Your task →
Each record is to be printed again precisely as it reads.

[Items from a dataset]

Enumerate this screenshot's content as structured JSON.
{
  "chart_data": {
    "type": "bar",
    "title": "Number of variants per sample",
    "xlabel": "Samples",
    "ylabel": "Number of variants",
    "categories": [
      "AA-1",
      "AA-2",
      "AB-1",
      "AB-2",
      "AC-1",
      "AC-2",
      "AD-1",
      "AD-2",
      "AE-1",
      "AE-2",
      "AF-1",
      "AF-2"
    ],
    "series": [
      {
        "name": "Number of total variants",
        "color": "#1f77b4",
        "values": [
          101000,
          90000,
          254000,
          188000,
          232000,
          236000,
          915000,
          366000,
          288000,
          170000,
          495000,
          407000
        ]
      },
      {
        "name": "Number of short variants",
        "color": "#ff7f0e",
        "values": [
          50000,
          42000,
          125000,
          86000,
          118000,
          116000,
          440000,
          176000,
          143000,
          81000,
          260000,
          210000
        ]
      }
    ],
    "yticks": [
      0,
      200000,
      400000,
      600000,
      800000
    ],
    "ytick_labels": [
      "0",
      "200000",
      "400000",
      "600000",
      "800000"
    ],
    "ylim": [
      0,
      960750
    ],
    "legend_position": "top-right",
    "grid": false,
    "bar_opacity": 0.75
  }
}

Expected answer →
Enumerate this screenshot's content as structured JSON.
{
  "chart_data": {
    "type": "bar",
    "title": "Number of variants per sample",
    "xlabel": "Samples",
    "ylabel": "Number of variants",
    "categories": [
      "AA-1",
      "AA-2",
      "AB-1",
      "AB-2",
      "AC-1",
      "AC-2",
      "AD-1",
      "AD-2",
      "AE-1",
      "AE-2",
      "AF-1",
      "AF-2"
    ],
    "series": [
      {
        "name": "Number of total variants",
        "color": "#1f77b4",
        "values": [
          101000,
          90000,
          254000,
          188000,
          232000,
          236000,
          915000,
          366000,
          288000,
          170000,
          495000,
          407000
        ]
      },
      {
        "name": "Number of short variants",
        "color": "#ff7f0e",
        "values": [
          50000,
          42000,
          125000,
          86000,
          118000,
          116000,
          440000,
          176000,
          143000,
          81000,
          260000,
          210000
        ]
      }
    ],
    "yticks": [
      0,
      200000,
      400000,
      600000,
      800000
    ],
    "ytick_labels": [
      "0",
      "200000",
      "400000",
      "600000",
      "800000"
    ],
    "ylim": [
      0,
      960750
    ],
    "legend_position": "top-right",
    "grid": false,
    "bar_opacity": 0.75
  }
}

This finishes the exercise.